◆ **Task brief**
Write out the entries below once more, exactly, with the pictures left out.

(Records about charts and figures)
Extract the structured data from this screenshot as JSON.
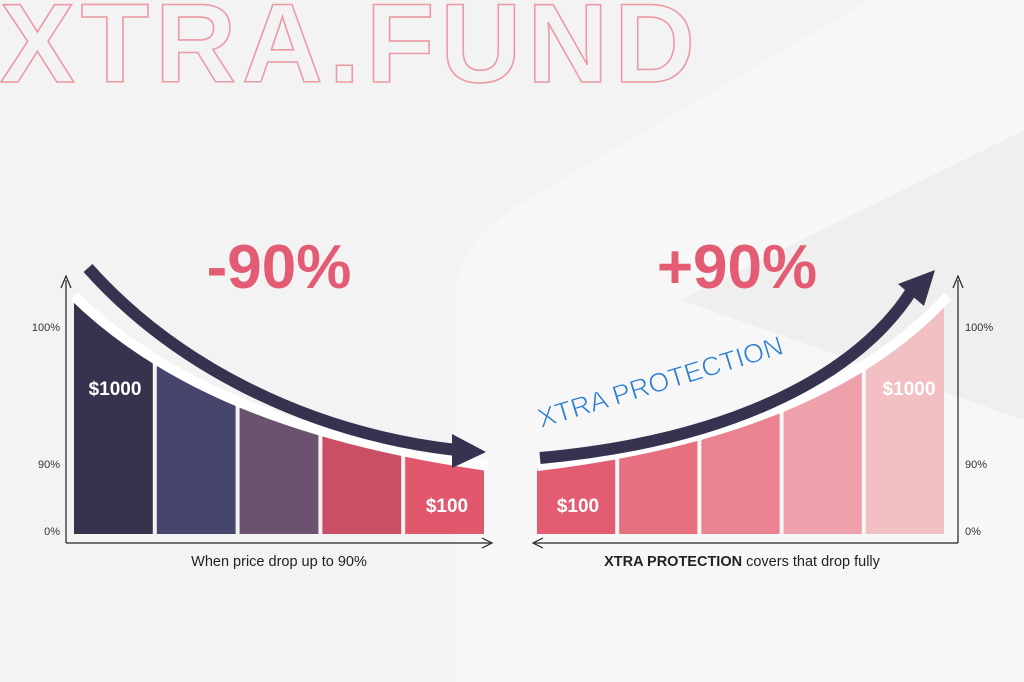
{
  "brand": {
    "watermark": "XTRA.FUND"
  },
  "colors": {
    "background": "#f3f3f3",
    "accent": "#e45c73",
    "arrow": "#35334f",
    "axis": "#222222",
    "protection_text": "#2f7fd0",
    "left_bars": [
      "#36334f",
      "#46456b",
      "#6b5370",
      "#ca4f66",
      "#e1586d"
    ],
    "right_bars": [
      "#e45c72",
      "#e6707f",
      "#ea8290",
      "#eea1aa",
      "#f2bfc3"
    ]
  },
  "chart_data": [
    {
      "type": "area",
      "title": "-90%",
      "xlabel": "When price drop up to 90%",
      "y_ticks": [
        "100%",
        "90%",
        "0%"
      ],
      "segments": 5,
      "values": [
        1000,
        100
      ],
      "data_labels": [
        "$1000",
        "$100"
      ],
      "arrow": "down"
    },
    {
      "type": "area",
      "title": "+90%",
      "annotation": "XTRA PROTECTION",
      "xlabel_bold": "XTRA PROTECTION",
      "xlabel_rest": " covers that drop fully",
      "y_ticks": [
        "100%",
        "90%",
        "0%"
      ],
      "segments": 5,
      "values": [
        100,
        1000
      ],
      "data_labels": [
        "$100",
        "$1000"
      ],
      "arrow": "up"
    }
  ]
}
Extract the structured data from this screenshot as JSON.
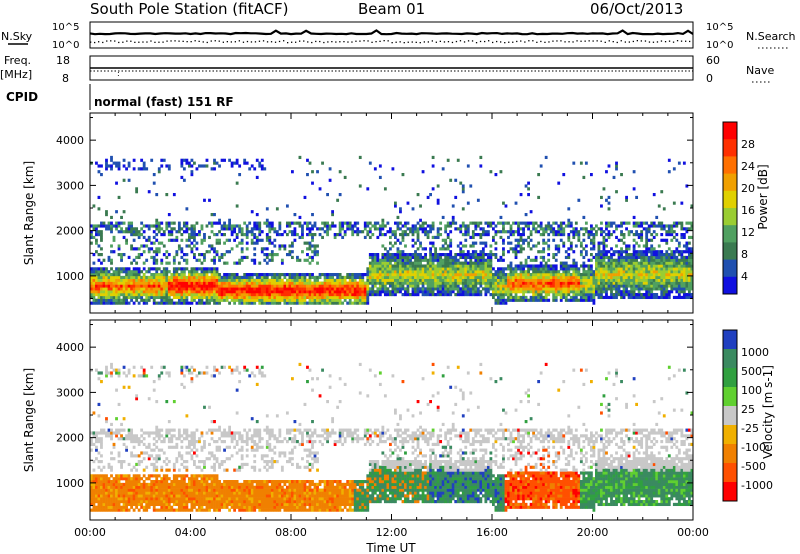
{
  "header": {
    "station": "South Pole Station (fitACF)",
    "beam": "Beam 01",
    "date": "06/Oct/2013"
  },
  "status_panels": {
    "nsky_label": "N.Sky",
    "nsky_ticks": [
      "10^5",
      "10^0"
    ],
    "nsearch_label": "N.Search",
    "nsearch_ticks": [
      "10^5",
      "10^0"
    ],
    "freq_label_line1": "Freq.",
    "freq_label_line2": "[MHz]",
    "freq_ticks": [
      "18",
      "8"
    ],
    "nave_label": "Nave",
    "nave_ticks": [
      "60",
      "0"
    ],
    "cpid_label": "CPID",
    "cpid_text": "normal (fast) 151 RF"
  },
  "chart_data": [
    {
      "type": "heatmap",
      "name": "power",
      "ylabel": "Slant Range [km]",
      "yticks": [
        1000,
        2000,
        3000,
        4000
      ],
      "ylim": [
        180,
        4600
      ],
      "xlabel": "",
      "xlim_hours": [
        0,
        24
      ],
      "colorbar": {
        "label": "Power [dB]",
        "ticks": [
          "4",
          "8",
          "12",
          "16",
          "20",
          "24",
          "28"
        ],
        "colors": [
          "#1010e0",
          "#2050b0",
          "#3a7a50",
          "#50a060",
          "#9acd32",
          "#e0d000",
          "#f0a000",
          "#ff7000",
          "#ff3000",
          "#ff0000"
        ]
      }
    },
    {
      "type": "heatmap",
      "name": "velocity",
      "ylabel": "Slant Range [km]",
      "yticks": [
        1000,
        2000,
        3000,
        4000
      ],
      "ylim": [
        180,
        4600
      ],
      "xlabel": "Time UT",
      "xticks": [
        "00:00",
        "04:00",
        "08:00",
        "12:00",
        "16:00",
        "20:00",
        "00:00"
      ],
      "xlim_hours": [
        0,
        24
      ],
      "colorbar": {
        "label": "Velocity [m s-1]",
        "ticks": [
          "1000",
          "500",
          "100",
          "25",
          "-25",
          "-100",
          "-500",
          "-1000"
        ],
        "colors": [
          "#2040c0",
          "#3a8a60",
          "#30a040",
          "#60d030",
          "#c8c8c8",
          "#f0b000",
          "#f08000",
          "#ff5000",
          "#ff0000"
        ]
      }
    }
  ],
  "colors": {
    "axis": "#000000",
    "ground_scatter": "#c0c0c0"
  }
}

◆ **Expected output**
Extract the structured data from this screenshot as JSON.
{
  "brand": {
    "watermark": "XTRA.FUND"
  },
  "colors": {
    "background": "#f3f3f3",
    "accent": "#e45c73",
    "arrow": "#35334f",
    "axis": "#222222",
    "protection_text": "#2f7fd0",
    "left_bars": [
      "#36334f",
      "#46456b",
      "#6b5370",
      "#ca4f66",
      "#e1586d"
    ],
    "right_bars": [
      "#e45c72",
      "#e6707f",
      "#ea8290",
      "#eea1aa",
      "#f2bfc3"
    ]
  },
  "chart_data": [
    {
      "type": "area",
      "title": "-90%",
      "xlabel": "When price drop up to 90%",
      "y_ticks": [
        "100%",
        "90%",
        "0%"
      ],
      "segments": 5,
      "values": [
        1000,
        100
      ],
      "data_labels": [
        "$1000",
        "$100"
      ],
      "arrow": "down"
    },
    {
      "type": "area",
      "title": "+90%",
      "annotation": "XTRA PROTECTION",
      "xlabel_bold": "XTRA PROTECTION",
      "xlabel_rest": " covers that drop fully",
      "y_ticks": [
        "100%",
        "90%",
        "0%"
      ],
      "segments": 5,
      "values": [
        100,
        1000
      ],
      "data_labels": [
        "$100",
        "$1000"
      ],
      "arrow": "up"
    }
  ]
}
Extract the structured data from this screenshot as JSON.
{
  "header": {
    "station": "South Pole Station (fitACF)",
    "beam": "Beam 01",
    "date": "06/Oct/2013"
  },
  "status_panels": {
    "nsky_label": "N.Sky",
    "nsky_ticks": [
      "10^5",
      "10^0"
    ],
    "nsearch_label": "N.Search",
    "nsearch_ticks": [
      "10^5",
      "10^0"
    ],
    "freq_label_line1": "Freq.",
    "freq_label_line2": "[MHz]",
    "freq_ticks": [
      "18",
      "8"
    ],
    "nave_label": "Nave",
    "nave_ticks": [
      "60",
      "0"
    ],
    "cpid_label": "CPID",
    "cpid_text": "normal (fast) 151 RF"
  },
  "chart_data": [
    {
      "type": "heatmap",
      "name": "power",
      "ylabel": "Slant Range [km]",
      "yticks": [
        1000,
        2000,
        3000,
        4000
      ],
      "ylim": [
        180,
        4600
      ],
      "xlabel": "",
      "xlim_hours": [
        0,
        24
      ],
      "colorbar": {
        "label": "Power [dB]",
        "ticks": [
          "4",
          "8",
          "12",
          "16",
          "20",
          "24",
          "28"
        ],
        "colors": [
          "#1010e0",
          "#2050b0",
          "#3a7a50",
          "#50a060",
          "#9acd32",
          "#e0d000",
          "#f0a000",
          "#ff7000",
          "#ff3000",
          "#ff0000"
        ]
      }
    },
    {
      "type": "heatmap",
      "name": "velocity",
      "ylabel": "Slant Range [km]",
      "yticks": [
        1000,
        2000,
        3000,
        4000
      ],
      "ylim": [
        180,
        4600
      ],
      "xlabel": "Time UT",
      "xticks": [
        "00:00",
        "04:00",
        "08:00",
        "12:00",
        "16:00",
        "20:00",
        "00:00"
      ],
      "xlim_hours": [
        0,
        24
      ],
      "colorbar": {
        "label": "Velocity [m s-1]",
        "ticks": [
          "1000",
          "500",
          "100",
          "25",
          "-25",
          "-100",
          "-500",
          "-1000"
        ],
        "colors": [
          "#2040c0",
          "#3a8a60",
          "#30a040",
          "#60d030",
          "#c8c8c8",
          "#f0b000",
          "#f08000",
          "#ff5000",
          "#ff0000"
        ]
      }
    }
  ],
  "colors": {
    "axis": "#000000",
    "ground_scatter": "#c0c0c0"
  }
}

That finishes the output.